-- START RECORDS FOR THE EXERCISE --
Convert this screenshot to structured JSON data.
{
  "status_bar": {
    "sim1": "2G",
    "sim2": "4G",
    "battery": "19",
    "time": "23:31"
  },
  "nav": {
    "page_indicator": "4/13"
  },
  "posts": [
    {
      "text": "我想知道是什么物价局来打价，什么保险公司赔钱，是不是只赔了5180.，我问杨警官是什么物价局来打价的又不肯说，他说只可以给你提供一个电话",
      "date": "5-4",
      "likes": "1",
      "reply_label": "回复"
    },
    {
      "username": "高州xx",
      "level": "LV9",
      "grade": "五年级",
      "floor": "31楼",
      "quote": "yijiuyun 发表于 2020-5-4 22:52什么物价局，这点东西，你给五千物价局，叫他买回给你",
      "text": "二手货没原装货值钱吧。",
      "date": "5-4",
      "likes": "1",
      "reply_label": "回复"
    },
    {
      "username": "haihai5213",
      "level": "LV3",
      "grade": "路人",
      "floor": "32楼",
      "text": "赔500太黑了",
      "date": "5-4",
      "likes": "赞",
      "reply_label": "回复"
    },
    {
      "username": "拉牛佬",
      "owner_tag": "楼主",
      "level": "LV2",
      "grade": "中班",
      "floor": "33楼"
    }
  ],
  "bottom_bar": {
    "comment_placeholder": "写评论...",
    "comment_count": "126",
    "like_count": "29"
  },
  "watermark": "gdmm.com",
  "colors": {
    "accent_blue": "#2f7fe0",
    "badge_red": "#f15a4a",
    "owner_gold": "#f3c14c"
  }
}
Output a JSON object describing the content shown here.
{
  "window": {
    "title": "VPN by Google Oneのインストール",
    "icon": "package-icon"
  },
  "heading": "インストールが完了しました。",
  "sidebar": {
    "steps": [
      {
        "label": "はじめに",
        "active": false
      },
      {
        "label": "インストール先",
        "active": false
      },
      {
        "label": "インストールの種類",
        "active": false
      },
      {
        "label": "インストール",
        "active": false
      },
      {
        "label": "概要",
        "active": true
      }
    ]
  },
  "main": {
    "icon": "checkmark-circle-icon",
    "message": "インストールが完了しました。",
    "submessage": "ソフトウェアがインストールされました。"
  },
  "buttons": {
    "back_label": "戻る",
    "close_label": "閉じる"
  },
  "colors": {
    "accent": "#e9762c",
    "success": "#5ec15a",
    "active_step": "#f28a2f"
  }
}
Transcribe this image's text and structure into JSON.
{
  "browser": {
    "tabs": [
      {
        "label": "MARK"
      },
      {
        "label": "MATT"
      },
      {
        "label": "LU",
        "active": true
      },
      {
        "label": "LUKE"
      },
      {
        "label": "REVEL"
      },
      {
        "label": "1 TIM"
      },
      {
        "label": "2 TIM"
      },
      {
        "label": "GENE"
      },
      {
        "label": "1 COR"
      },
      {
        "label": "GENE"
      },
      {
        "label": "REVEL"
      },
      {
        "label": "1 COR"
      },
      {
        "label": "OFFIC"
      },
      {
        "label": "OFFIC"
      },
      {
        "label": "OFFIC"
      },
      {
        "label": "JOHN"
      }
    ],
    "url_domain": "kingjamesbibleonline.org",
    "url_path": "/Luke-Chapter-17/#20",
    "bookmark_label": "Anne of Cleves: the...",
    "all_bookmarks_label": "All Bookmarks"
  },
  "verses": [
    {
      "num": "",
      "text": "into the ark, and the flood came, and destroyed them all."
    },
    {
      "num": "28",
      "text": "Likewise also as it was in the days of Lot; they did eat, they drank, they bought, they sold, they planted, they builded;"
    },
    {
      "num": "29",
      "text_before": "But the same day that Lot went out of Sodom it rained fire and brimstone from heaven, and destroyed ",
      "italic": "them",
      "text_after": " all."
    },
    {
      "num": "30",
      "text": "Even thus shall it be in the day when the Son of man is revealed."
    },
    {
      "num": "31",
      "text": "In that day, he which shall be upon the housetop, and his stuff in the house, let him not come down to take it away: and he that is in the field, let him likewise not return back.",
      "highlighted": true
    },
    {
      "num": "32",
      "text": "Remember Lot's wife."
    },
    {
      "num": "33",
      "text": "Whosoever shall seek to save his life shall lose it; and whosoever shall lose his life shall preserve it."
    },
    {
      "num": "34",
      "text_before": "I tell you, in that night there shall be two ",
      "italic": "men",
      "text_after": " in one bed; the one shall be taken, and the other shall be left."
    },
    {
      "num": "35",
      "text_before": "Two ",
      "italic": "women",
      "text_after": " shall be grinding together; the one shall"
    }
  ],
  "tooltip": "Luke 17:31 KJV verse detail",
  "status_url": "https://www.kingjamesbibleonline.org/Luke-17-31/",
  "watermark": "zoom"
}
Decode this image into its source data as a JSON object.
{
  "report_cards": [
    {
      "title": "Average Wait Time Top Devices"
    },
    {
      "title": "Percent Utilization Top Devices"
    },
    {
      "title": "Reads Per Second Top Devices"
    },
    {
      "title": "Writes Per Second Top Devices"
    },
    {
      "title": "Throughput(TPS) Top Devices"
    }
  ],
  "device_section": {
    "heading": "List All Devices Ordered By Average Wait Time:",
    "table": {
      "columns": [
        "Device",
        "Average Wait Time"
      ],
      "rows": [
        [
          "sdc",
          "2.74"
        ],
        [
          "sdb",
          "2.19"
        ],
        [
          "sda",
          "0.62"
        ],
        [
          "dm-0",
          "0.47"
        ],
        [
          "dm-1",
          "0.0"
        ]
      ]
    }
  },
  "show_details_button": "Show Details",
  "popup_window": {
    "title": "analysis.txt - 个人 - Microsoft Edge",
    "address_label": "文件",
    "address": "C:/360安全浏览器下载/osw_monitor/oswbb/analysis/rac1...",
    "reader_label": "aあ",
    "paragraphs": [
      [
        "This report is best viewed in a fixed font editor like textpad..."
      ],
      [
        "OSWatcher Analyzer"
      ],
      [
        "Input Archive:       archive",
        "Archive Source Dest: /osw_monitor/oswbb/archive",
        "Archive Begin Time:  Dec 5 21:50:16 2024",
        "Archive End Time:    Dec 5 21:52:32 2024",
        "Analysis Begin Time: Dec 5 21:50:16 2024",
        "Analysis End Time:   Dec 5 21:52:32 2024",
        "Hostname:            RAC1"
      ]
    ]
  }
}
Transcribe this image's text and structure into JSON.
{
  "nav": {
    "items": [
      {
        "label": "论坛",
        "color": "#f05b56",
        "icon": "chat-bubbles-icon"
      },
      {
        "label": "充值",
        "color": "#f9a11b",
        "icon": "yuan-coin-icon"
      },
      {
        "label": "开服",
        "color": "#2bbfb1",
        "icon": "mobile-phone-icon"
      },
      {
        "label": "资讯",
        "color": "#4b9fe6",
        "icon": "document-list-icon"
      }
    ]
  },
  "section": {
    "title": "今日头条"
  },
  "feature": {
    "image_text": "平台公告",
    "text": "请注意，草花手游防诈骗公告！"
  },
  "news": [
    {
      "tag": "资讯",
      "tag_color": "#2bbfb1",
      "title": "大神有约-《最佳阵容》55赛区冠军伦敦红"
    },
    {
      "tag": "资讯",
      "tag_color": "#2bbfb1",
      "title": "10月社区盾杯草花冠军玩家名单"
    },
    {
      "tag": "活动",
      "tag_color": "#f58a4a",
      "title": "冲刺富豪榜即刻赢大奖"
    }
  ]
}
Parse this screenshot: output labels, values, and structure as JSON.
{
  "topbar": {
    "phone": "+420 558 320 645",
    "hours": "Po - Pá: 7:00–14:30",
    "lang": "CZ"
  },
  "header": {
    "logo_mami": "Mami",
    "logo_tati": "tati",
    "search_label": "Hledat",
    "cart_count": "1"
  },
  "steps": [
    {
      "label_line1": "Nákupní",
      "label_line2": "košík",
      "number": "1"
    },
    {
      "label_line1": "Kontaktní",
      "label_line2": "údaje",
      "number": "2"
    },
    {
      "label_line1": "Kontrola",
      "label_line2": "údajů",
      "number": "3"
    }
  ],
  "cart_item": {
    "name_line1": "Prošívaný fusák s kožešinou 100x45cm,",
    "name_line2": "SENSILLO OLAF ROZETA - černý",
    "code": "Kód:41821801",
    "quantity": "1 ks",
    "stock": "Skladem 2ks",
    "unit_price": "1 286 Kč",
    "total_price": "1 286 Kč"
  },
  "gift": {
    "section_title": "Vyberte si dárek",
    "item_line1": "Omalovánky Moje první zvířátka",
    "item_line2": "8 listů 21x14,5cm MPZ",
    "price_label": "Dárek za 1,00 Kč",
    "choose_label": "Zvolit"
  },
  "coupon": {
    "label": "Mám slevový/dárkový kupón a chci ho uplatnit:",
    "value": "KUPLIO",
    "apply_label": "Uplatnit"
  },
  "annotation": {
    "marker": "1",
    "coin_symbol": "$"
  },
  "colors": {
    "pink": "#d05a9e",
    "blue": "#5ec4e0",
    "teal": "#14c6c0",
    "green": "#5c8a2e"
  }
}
-- END RECORDS FOR THE EXERCISE --
#### GIVEN REQUEST
Scan the listing above for the word "Begin" and copy every line that holds it.

#### CORRECT OUTPUT
        "Archive Begin Time:  Dec 5 21:50:16 2024",
        "Analysis Begin Time: Dec 5 21:50:16 2024",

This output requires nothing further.